** What to produce **
Please rewrite the material below as a numbered list, leaving out any blank lines.

---------- Task input

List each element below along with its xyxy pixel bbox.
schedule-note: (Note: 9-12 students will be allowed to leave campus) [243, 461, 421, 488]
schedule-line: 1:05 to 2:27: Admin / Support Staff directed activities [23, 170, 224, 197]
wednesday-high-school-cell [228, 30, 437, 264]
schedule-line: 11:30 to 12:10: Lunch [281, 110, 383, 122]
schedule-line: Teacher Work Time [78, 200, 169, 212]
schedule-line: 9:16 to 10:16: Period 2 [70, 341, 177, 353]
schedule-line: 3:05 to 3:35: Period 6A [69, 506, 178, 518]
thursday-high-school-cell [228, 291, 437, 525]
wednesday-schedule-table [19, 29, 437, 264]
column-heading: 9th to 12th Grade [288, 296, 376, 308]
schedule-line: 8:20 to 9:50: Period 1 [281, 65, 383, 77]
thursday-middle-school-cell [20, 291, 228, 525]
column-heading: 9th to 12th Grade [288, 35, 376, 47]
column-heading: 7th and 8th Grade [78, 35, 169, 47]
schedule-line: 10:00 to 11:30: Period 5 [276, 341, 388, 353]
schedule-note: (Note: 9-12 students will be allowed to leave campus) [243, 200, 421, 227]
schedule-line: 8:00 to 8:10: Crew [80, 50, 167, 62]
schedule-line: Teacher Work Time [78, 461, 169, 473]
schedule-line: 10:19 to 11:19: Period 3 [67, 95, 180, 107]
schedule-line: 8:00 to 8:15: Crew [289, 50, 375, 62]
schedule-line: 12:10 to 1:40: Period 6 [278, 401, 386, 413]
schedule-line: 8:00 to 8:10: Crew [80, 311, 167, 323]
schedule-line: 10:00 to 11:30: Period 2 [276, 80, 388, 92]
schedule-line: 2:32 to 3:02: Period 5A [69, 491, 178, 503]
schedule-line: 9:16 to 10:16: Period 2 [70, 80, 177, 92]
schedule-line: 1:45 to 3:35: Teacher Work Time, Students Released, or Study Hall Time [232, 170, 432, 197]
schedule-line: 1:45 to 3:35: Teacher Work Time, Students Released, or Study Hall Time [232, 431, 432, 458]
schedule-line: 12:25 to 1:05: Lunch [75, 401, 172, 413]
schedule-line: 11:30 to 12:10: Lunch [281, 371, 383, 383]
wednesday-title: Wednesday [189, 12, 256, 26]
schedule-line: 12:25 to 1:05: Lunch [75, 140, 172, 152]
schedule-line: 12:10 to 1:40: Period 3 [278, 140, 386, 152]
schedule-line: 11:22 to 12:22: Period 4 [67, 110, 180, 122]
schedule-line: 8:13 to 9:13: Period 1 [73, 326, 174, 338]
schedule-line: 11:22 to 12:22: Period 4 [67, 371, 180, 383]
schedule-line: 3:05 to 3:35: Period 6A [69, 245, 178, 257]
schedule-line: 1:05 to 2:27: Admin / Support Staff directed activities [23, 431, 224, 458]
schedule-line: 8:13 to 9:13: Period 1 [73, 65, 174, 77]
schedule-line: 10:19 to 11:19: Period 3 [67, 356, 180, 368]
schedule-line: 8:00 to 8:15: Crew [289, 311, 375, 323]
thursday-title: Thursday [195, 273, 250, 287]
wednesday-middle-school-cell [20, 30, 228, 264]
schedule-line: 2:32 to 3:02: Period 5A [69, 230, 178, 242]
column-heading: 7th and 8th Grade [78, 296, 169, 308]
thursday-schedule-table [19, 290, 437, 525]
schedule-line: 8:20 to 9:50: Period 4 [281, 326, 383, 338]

--------------------

** Written answer **
1. List each element below along with its xyxy pixel bbox.
2. schedule-note: (Note: 9-12 students will be allowed to leave campus) [243, 461, 421, 488]
3. schedule-line: 1:05 to 2:27: Admin / Support Staff directed activities [23, 170, 224, 197]
4. wednesday-high-school-cell [228, 30, 437, 264]
5. schedule-line: 11:30 to 12:10: Lunch [281, 110, 383, 122]
6. schedule-line: Teacher Work Time [78, 200, 169, 212]
7. schedule-line: 9:16 to 10:16: Period 2 [70, 341, 177, 353]
8. schedule-line: 3:05 to 3:35: Period 6A [69, 506, 178, 518]
9. thursday-high-school-cell [228, 291, 437, 525]
10. wednesday-schedule-table [19, 29, 437, 264]
11. column-heading: 9th to 12th Grade [288, 296, 376, 308]
12. schedule-line: 8:20 to 9:50: Period 1 [281, 65, 383, 77]
13. thursday-middle-school-cell [20, 291, 228, 525]
14. column-heading: 9th to 12th Grade [288, 35, 376, 47]
15. column-heading: 7th and 8th Grade [78, 35, 169, 47]
16. schedule-line: 10:00 to 11:30: Period 5 [276, 341, 388, 353]
17. schedule-note: (Note: 9-12 students will be allowed to leave campus) [243, 200, 421, 227]
18. schedule-line: 8:00 to 8:10: Crew [80, 50, 167, 62]
19. schedule-line: Teacher Work Time [78, 461, 169, 473]
20. schedule-line: 10:19 to 11:19: Period 3 [67, 95, 180, 107]
21. schedule-line: 8:00 to 8:15: Crew [289, 50, 375, 62]
22. schedule-line: 12:10 to 1:40: Period 6 [278, 401, 386, 413]
23. schedule-line: 8:00 to 8:10: Crew [80, 311, 167, 323]
24. schedule-line: 10:00 to 11:30: Period 2 [276, 80, 388, 92]
25. schedule-line: 2:32 to 3:02: Period 5A [69, 491, 178, 503]
26. schedule-line: 9:16 to 10:16: Period 2 [70, 80, 177, 92]
27. schedule-line: 1:45 to 3:35: Teacher Work Time, Students Released, or Study Hall Time [232, 170, 432, 197]
28. schedule-line: 1:45 to 3:35: Teacher Work Time, Students Released, or Study Hall Time [232, 431, 432, 458]
29. schedule-line: 12:25 to 1:05: Lunch [75, 401, 172, 413]
30. schedule-line: 11:30 to 12:10: Lunch [281, 371, 383, 383]
31. wednesday-title: Wednesday [189, 12, 256, 26]
32. schedule-line: 12:25 to 1:05: Lunch [75, 140, 172, 152]
33. schedule-line: 12:10 to 1:40: Period 3 [278, 140, 386, 152]
34. schedule-line: 11:22 to 12:22: Period 4 [67, 110, 180, 122]
35. schedule-line: 8:13 to 9:13: Period 1 [73, 326, 174, 338]
36. schedule-line: 11:22 to 12:22: Period 4 [67, 371, 180, 383]
37. schedule-line: 3:05 to 3:35: Period 6A [69, 245, 178, 257]
38. schedule-line: 1:05 to 2:27: Admin / Support Staff directed activities [23, 431, 224, 458]
39. schedule-line: 8:13 to 9:13: Period 1 [73, 65, 174, 77]
40. schedule-line: 10:19 to 11:19: Period 3 [67, 356, 180, 368]
41. schedule-line: 8:00 to 8:15: Crew [289, 311, 375, 323]
42. thursday-title: Thursday [195, 273, 250, 287]
43. wednesday-middle-school-cell [20, 30, 228, 264]
44. schedule-line: 2:32 to 3:02: Period 5A [69, 230, 178, 242]
45. column-heading: 7th and 8th Grade [78, 296, 169, 308]
46. thursday-schedule-table [19, 290, 437, 525]
47. schedule-line: 8:20 to 9:50: Period 4 [281, 326, 383, 338]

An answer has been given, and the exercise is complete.